BEGIN Extracted data

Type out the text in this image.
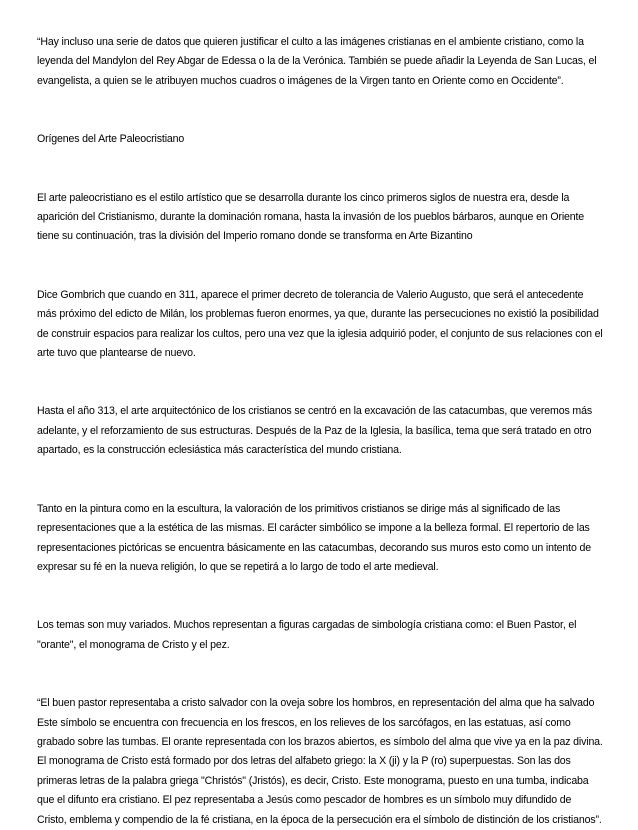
“Hay incluso una serie de datos que quieren justificar el culto a las imágenes cristianas en el ambiente cristiano, como la leyenda del Mandylon del Rey Abgar de Edessa o la de la Verónica. También se puede añadir la Leyenda de San Lucas, el evangelista, a quien se le atribuyen muchos cuadros o imágenes de la Virgen tanto en Oriente como en Occidente”.

Orígenes del Arte Paleocristiano

El arte paleocristiano es el estilo artístico que se desarrolla durante los cinco primeros siglos de nuestra era, desde la aparición del Cristianismo, durante la dominación romana, hasta la invasión de los pueblos bárbaros, aunque en Oriente tiene su continuación, tras la división del Imperio romano donde se transforma en Arte Bizantino

Dice Gombrich que cuando en 311, aparece el primer decreto de tolerancia de Valerio Augusto, que será el antecedente más próximo del edicto de Milán, los problemas fueron enormes, ya que, durante las persecuciones no existió la posibilidad de construir espacios para realizar los cultos, pero una vez que la iglesia adquirió poder, el conjunto de sus relaciones con el arte tuvo que plantearse de nuevo.

Hasta el año 313, el arte arquitectónico de los cristianos se centró en la excavación de las catacumbas, que veremos más adelante, y el reforzamiento de sus estructuras. Después de la Paz de la Iglesia, la basílica, tema que será tratado en otro apartado, es la construcción eclesiástica más característica del mundo cristiana.

Tanto en la pintura como en la escultura, la valoración de los primitivos cristianos se dirige más al significado de las representaciones que a la estética de las mismas. El carácter simbólico se impone a la belleza formal. El repertorio de las representaciones pictóricas se encuentra básicamente en las catacumbas, decorando sus muros esto como un intento de expresar su fé en la nueva religión, lo que se repetirá a lo largo de todo el arte medieval.

Los temas son muy variados. Muchos representan a figuras cargadas de simbología cristiana como: el Buen Pastor, el "orante", el monograma de Cristo y el pez.

“El buen pastor representaba a cristo salvador con la oveja sobre los hombros, en representación del alma que ha salvado Este símbolo se encuentra con frecuencia en los frescos, en los relieves de los sarcófagos, en las estatuas, así como grabado sobre las tumbas. El orante representada con los brazos abiertos, es símbolo del alma que vive ya en la paz divina. El monograma de Cristo está formado por dos letras del alfabeto griego: la X (ji) y la P (ro) superpuestas. Son las dos primeras letras de la palabra griega "Christós" (Jristós), es decir, Cristo. Este monograma, puesto en una tumba, indicaba que el difunto era cristiano. El pez representaba a Jesús como pescador de hombres es un símbolo muy difundido de Cristo, emblema y compendio de la fé cristiana, en la época de la persecución era el símbolo de distinción de los cristianos”.
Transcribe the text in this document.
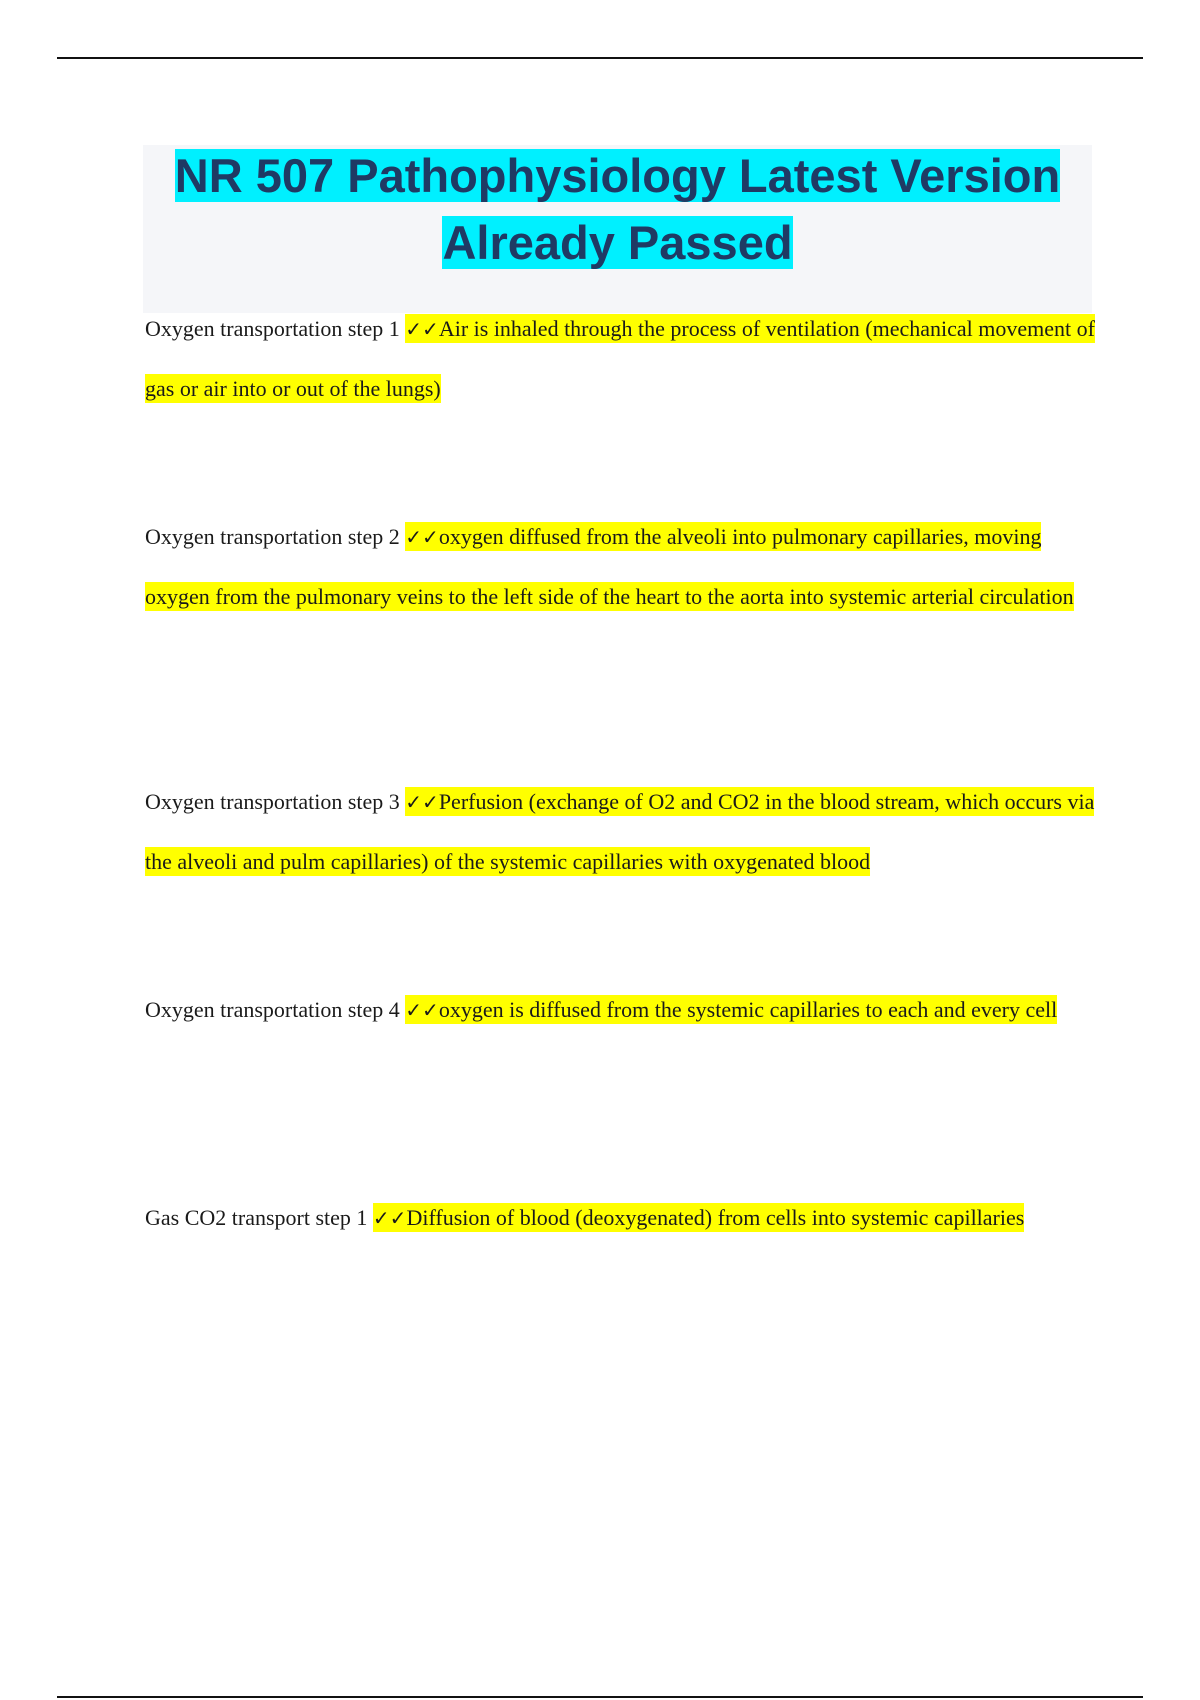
NR 507 Pathophysiology Latest Version Already Passed
Oxygen transportation step 1 ✓✓Air is inhaled through the process of ventilation (mechanical movement of gas or air into or out of the lungs)
Oxygen transportation step 2 ✓✓oxygen diffused from the alveoli into pulmonary capillaries, moving oxygen from the pulmonary veins to the left side of the heart to the aorta into systemic arterial circulation
Oxygen transportation step 3 ✓✓Perfusion (exchange of O2 and CO2 in the blood stream, which occurs via the alveoli and pulm capillaries) of the systemic capillaries with oxygenated blood
Oxygen transportation step 4 ✓✓oxygen is diffused from the systemic capillaries to each and every cell
Gas CO2 transport step 1 ✓✓Diffusion of blood (deoxygenated) from cells into systemic capillaries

END Extracted data

## What you are asked to do
Pick out every line above that holds the word "this" and copy it.

## Task solution
Type out the text in this image.
Transcribe the text in this document.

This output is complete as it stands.